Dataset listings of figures

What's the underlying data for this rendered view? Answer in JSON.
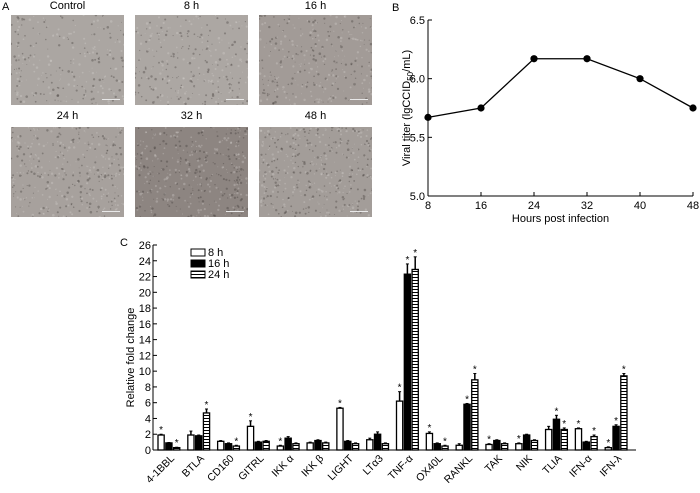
{
  "panelA": {
    "letter": "A",
    "images": [
      {
        "label": "Control",
        "tone": "#aba6a2"
      },
      {
        "label": "8 h",
        "tone": "#aca7a3"
      },
      {
        "label": "16 h",
        "tone": "#a29b97"
      },
      {
        "label": "24 h",
        "tone": "#a7a19d"
      },
      {
        "label": "32 h",
        "tone": "#8d8581"
      },
      {
        "label": "48 h",
        "tone": "#a39d99"
      }
    ]
  },
  "chart_data": [
    {
      "panel": "B",
      "type": "line",
      "title": "",
      "xlabel": "Hours post infection",
      "ylabel": "Viral titer (lgCCID50/mL)",
      "x": [
        8,
        16,
        24,
        32,
        40,
        48
      ],
      "values": [
        5.67,
        5.75,
        6.17,
        6.17,
        6.0,
        5.75
      ],
      "xlim": [
        8,
        48
      ],
      "ylim": [
        5.0,
        6.5
      ],
      "xticks": [
        "8",
        "16",
        "24",
        "32",
        "40",
        "48"
      ],
      "yticks": [
        "5.0",
        "5.5",
        "6.0",
        "6.5"
      ],
      "grid": false,
      "marker": "filled-circle"
    },
    {
      "panel": "C",
      "type": "bar",
      "title": "",
      "xlabel": "",
      "ylabel": "Relative fold change",
      "ylim": [
        0,
        26
      ],
      "yticks": [
        "0",
        "2",
        "4",
        "6",
        "8",
        "10",
        "12",
        "14",
        "16",
        "18",
        "20",
        "22",
        "24",
        "26"
      ],
      "legend_position": "top-left",
      "categories": [
        "4-1BBL",
        "BTLA",
        "CD160",
        "GITRL",
        "IKK α",
        "IKK β",
        "LIGHT",
        "LTα3",
        "TNF-α",
        "OX40L",
        "RANKL",
        "TAK",
        "NIK",
        "TLIA",
        "IFN-α",
        "IFN-λ"
      ],
      "series": [
        {
          "name": "8 h",
          "pattern": "open",
          "values": [
            1.9,
            1.9,
            1.1,
            3.0,
            0.5,
            0.9,
            5.3,
            1.3,
            6.2,
            2.1,
            0.6,
            0.7,
            0.8,
            2.6,
            2.7,
            0.3
          ],
          "errors": [
            0.1,
            0.5,
            0.1,
            0.7,
            0.1,
            0.1,
            0.1,
            0.2,
            1.2,
            0.2,
            0.2,
            0.1,
            0.1,
            0.4,
            0.1,
            0.1
          ],
          "significant": [
            true,
            false,
            false,
            true,
            true,
            false,
            true,
            false,
            true,
            true,
            false,
            true,
            true,
            false,
            true,
            true
          ]
        },
        {
          "name": "16 h",
          "pattern": "solid",
          "values": [
            0.9,
            1.8,
            0.8,
            1.0,
            1.5,
            1.2,
            1.1,
            2.0,
            22.3,
            0.8,
            5.8,
            1.2,
            1.9,
            3.9,
            1.0,
            3.0
          ],
          "errors": [
            0.05,
            0.1,
            0.1,
            0.1,
            0.2,
            0.1,
            0.1,
            0.3,
            1.3,
            0.1,
            0.1,
            0.1,
            0.1,
            0.5,
            0.1,
            0.2
          ],
          "significant": [
            false,
            false,
            false,
            false,
            false,
            false,
            false,
            false,
            true,
            false,
            true,
            false,
            false,
            true,
            false,
            true
          ]
        },
        {
          "name": "24 h",
          "pattern": "striped",
          "values": [
            0.3,
            4.7,
            0.5,
            1.1,
            0.8,
            0.9,
            0.8,
            0.8,
            22.9,
            0.5,
            8.9,
            0.8,
            1.2,
            2.6,
            1.7,
            9.4
          ],
          "errors": [
            0.05,
            0.5,
            0.1,
            0.1,
            0.1,
            0.1,
            0.1,
            0.1,
            1.6,
            0.1,
            0.8,
            0.1,
            0.1,
            0.2,
            0.2,
            0.3
          ],
          "significant": [
            true,
            true,
            true,
            false,
            false,
            false,
            false,
            false,
            true,
            true,
            true,
            false,
            false,
            true,
            true,
            true
          ]
        }
      ]
    }
  ]
}
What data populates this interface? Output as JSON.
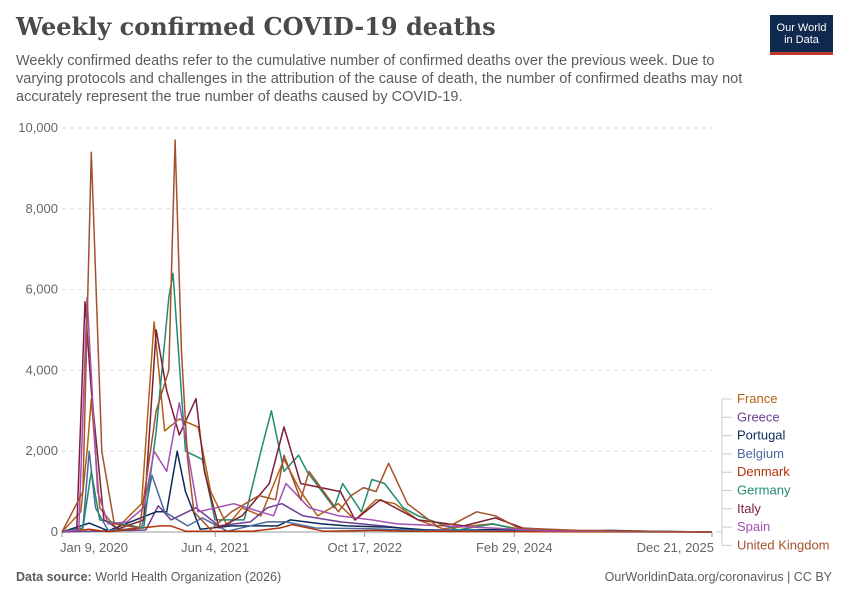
{
  "header": {
    "title": "Weekly confirmed COVID-19 deaths",
    "subtitle": "Weekly confirmed deaths refer to the cumulative number of confirmed deaths over the previous week. Due to varying protocols and challenges in the attribution of the cause of death, the number of confirmed deaths may not accurately represent the true number of deaths caused by COVID-19.",
    "logo_line1": "Our World",
    "logo_line2": "in Data"
  },
  "footer": {
    "source_label": "Data source:",
    "source_text": "World Health Organization (2026)",
    "link": "OurWorldinData.org/coronavirus | CC BY"
  },
  "chart_data": {
    "type": "line",
    "ylim": [
      0,
      10000
    ],
    "yticks": [
      0,
      2000,
      4000,
      6000,
      8000,
      10000
    ],
    "ytick_labels": [
      "0",
      "2,000",
      "4,000",
      "6,000",
      "8,000",
      "10,000"
    ],
    "xlim": [
      "2020-01-09",
      "2025-12-21"
    ],
    "xticks": [
      "2020-01-09",
      "2021-06-04",
      "2022-10-17",
      "2024-02-29",
      "2025-12-21"
    ],
    "xtick_labels": [
      "Jan 9, 2020",
      "Jun 4, 2021",
      "Oct 17, 2022",
      "Feb 29, 2024",
      "Dec 21, 2025"
    ],
    "grid": true,
    "legend": "right",
    "series": [
      {
        "name": "France",
        "color": "#b16214",
        "x": [
          "2020-01-09",
          "2020-03-12",
          "2020-04-02",
          "2020-04-16",
          "2020-05-14",
          "2020-07-09",
          "2020-10-01",
          "2020-11-12",
          "2020-12-17",
          "2021-02-04",
          "2021-04-08",
          "2021-05-20",
          "2021-07-15",
          "2021-09-02",
          "2021-11-04",
          "2022-01-20",
          "2022-03-17",
          "2022-05-12",
          "2022-07-21",
          "2022-09-15",
          "2022-11-24",
          "2023-01-26",
          "2023-04-13",
          "2023-07-06",
          "2023-12-14",
          "2024-03-28",
          "2024-09-26",
          "2025-06-26",
          "2025-12-21"
        ],
        "y": [
          0,
          500,
          2000,
          3300,
          600,
          80,
          700,
          5200,
          2500,
          2800,
          2600,
          1000,
          150,
          600,
          400,
          1800,
          1000,
          400,
          700,
          300,
          800,
          700,
          300,
          80,
          200,
          60,
          20,
          5,
          0
        ]
      },
      {
        "name": "Greece",
        "color": "#6d3e91",
        "x": [
          "2020-01-09",
          "2020-10-15",
          "2020-11-26",
          "2021-01-07",
          "2021-04-01",
          "2021-06-17",
          "2021-09-30",
          "2021-11-25",
          "2022-01-13",
          "2022-03-24",
          "2022-07-28",
          "2022-12-15",
          "2023-03-30",
          "2023-12-07",
          "2024-06-27",
          "2025-12-21"
        ],
        "y": [
          0,
          50,
          650,
          300,
          600,
          150,
          250,
          600,
          700,
          400,
          250,
          150,
          60,
          40,
          20,
          0
        ]
      },
      {
        "name": "Portugal",
        "color": "#0b2c5b",
        "x": [
          "2020-01-09",
          "2020-04-09",
          "2020-06-11",
          "2020-11-19",
          "2020-12-24",
          "2021-01-28",
          "2021-02-25",
          "2021-04-15",
          "2021-07-29",
          "2021-12-30",
          "2022-02-10",
          "2022-05-26",
          "2022-08-18",
          "2023-01-12",
          "2023-06-15",
          "2023-12-14",
          "2024-06-13",
          "2025-01-16",
          "2025-06-19",
          "2025-12-21"
        ],
        "y": [
          0,
          220,
          30,
          500,
          500,
          2000,
          1000,
          70,
          150,
          150,
          300,
          200,
          150,
          120,
          30,
          60,
          20,
          40,
          15,
          0
        ]
      },
      {
        "name": "Belgium",
        "color": "#4c6a9c",
        "x": [
          "2020-01-09",
          "2020-03-19",
          "2020-04-09",
          "2020-04-30",
          "2020-06-11",
          "2020-10-01",
          "2020-11-05",
          "2020-12-17",
          "2021-03-04",
          "2021-04-22",
          "2021-07-15",
          "2021-11-25",
          "2022-01-27",
          "2022-05-05",
          "2022-11-03",
          "2023-04-13",
          "2023-12-14",
          "2024-06-13",
          "2025-12-21"
        ],
        "y": [
          0,
          100,
          2000,
          600,
          40,
          100,
          1400,
          500,
          150,
          350,
          20,
          250,
          250,
          100,
          80,
          40,
          30,
          10,
          0
        ]
      },
      {
        "name": "Denmark",
        "color": "#b13507",
        "x": [
          "2020-01-09",
          "2020-04-09",
          "2020-06-11",
          "2020-12-03",
          "2021-01-07",
          "2021-02-25",
          "2021-10-07",
          "2022-01-06",
          "2022-02-17",
          "2022-06-02",
          "2022-12-01",
          "2023-03-02",
          "2023-12-14",
          "2024-06-13",
          "2025-12-21"
        ],
        "y": [
          0,
          70,
          5,
          150,
          150,
          20,
          20,
          100,
          180,
          20,
          40,
          20,
          10,
          5,
          0
        ]
      },
      {
        "name": "Germany",
        "color": "#228a71",
        "x": [
          "2020-01-09",
          "2020-03-19",
          "2020-04-16",
          "2020-05-14",
          "2020-10-08",
          "2020-11-19",
          "2020-12-31",
          "2021-01-14",
          "2021-02-25",
          "2021-04-22",
          "2021-06-03",
          "2021-09-09",
          "2021-11-04",
          "2021-12-09",
          "2022-01-20",
          "2022-03-10",
          "2022-04-07",
          "2022-07-07",
          "2022-08-04",
          "2022-10-06",
          "2022-11-10",
          "2022-12-22",
          "2023-02-23",
          "2023-04-13",
          "2023-08-24",
          "2023-12-21",
          "2024-03-14",
          "2024-10-10",
          "2025-04-10",
          "2025-12-21"
        ],
        "y": [
          0,
          100,
          1500,
          300,
          100,
          2500,
          5800,
          6400,
          2000,
          1800,
          300,
          300,
          2000,
          3000,
          1500,
          1900,
          1500,
          600,
          1200,
          500,
          1300,
          1200,
          600,
          400,
          50,
          200,
          60,
          30,
          15,
          0
        ]
      },
      {
        "name": "Italy",
        "color": "#7e1f37",
        "x": [
          "2020-01-09",
          "2020-02-27",
          "2020-03-26",
          "2020-04-16",
          "2020-05-28",
          "2020-07-16",
          "2020-10-08",
          "2020-11-19",
          "2020-12-24",
          "2021-02-04",
          "2021-04-01",
          "2021-04-29",
          "2021-06-17",
          "2021-09-02",
          "2021-12-02",
          "2022-01-20",
          "2022-03-17",
          "2022-07-28",
          "2022-09-15",
          "2022-12-08",
          "2023-04-13",
          "2023-09-14",
          "2023-12-28",
          "2024-03-28",
          "2024-07-25",
          "2025-12-21"
        ],
        "y": [
          0,
          30,
          5700,
          3500,
          300,
          80,
          300,
          5000,
          3500,
          2400,
          3300,
          1500,
          100,
          400,
          1200,
          2600,
          1200,
          1000,
          300,
          800,
          300,
          150,
          350,
          100,
          40,
          0
        ]
      },
      {
        "name": "Spain",
        "color": "#a450b4",
        "x": [
          "2020-01-09",
          "2020-03-05",
          "2020-04-02",
          "2020-05-07",
          "2020-06-11",
          "2020-08-13",
          "2020-10-08",
          "2020-11-12",
          "2020-12-24",
          "2021-02-04",
          "2021-04-08",
          "2021-08-05",
          "2021-12-16",
          "2022-01-27",
          "2022-04-14",
          "2022-07-21",
          "2022-11-10",
          "2023-02-02",
          "2023-12-14",
          "2024-06-13",
          "2025-12-21"
        ],
        "y": [
          0,
          50,
          5800,
          1000,
          200,
          250,
          600,
          2000,
          1500,
          3200,
          500,
          700,
          400,
          1200,
          600,
          400,
          300,
          200,
          100,
          30,
          0
        ]
      },
      {
        "name": "United Kingdom",
        "color": "#a4522d",
        "x": [
          "2020-01-09",
          "2020-03-19",
          "2020-04-16",
          "2020-05-21",
          "2020-07-02",
          "2020-09-24",
          "2020-11-19",
          "2020-12-31",
          "2021-01-21",
          "2021-02-11",
          "2021-03-04",
          "2021-03-25",
          "2021-05-20",
          "2021-07-29",
          "2021-10-28",
          "2021-12-23",
          "2022-01-20",
          "2022-03-17",
          "2022-04-14",
          "2022-07-21",
          "2022-09-01",
          "2022-10-13",
          "2022-11-24",
          "2023-01-05",
          "2023-03-09",
          "2023-06-15",
          "2023-08-10",
          "2023-10-26",
          "2023-12-28",
          "2024-03-14",
          "2024-09-26",
          "2025-06-26",
          "2025-12-21"
        ],
        "y": [
          0,
          1000,
          9400,
          2000,
          200,
          100,
          3000,
          4000,
          9700,
          4500,
          1800,
          500,
          60,
          500,
          900,
          800,
          1900,
          800,
          1500,
          500,
          900,
          1100,
          1000,
          1700,
          700,
          150,
          200,
          500,
          400,
          100,
          40,
          10,
          0
        ]
      }
    ]
  }
}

**What to work on**
In the data above, how many lines contain the word "pattern"? Only the number is wanted.

**Solution to the problem**
3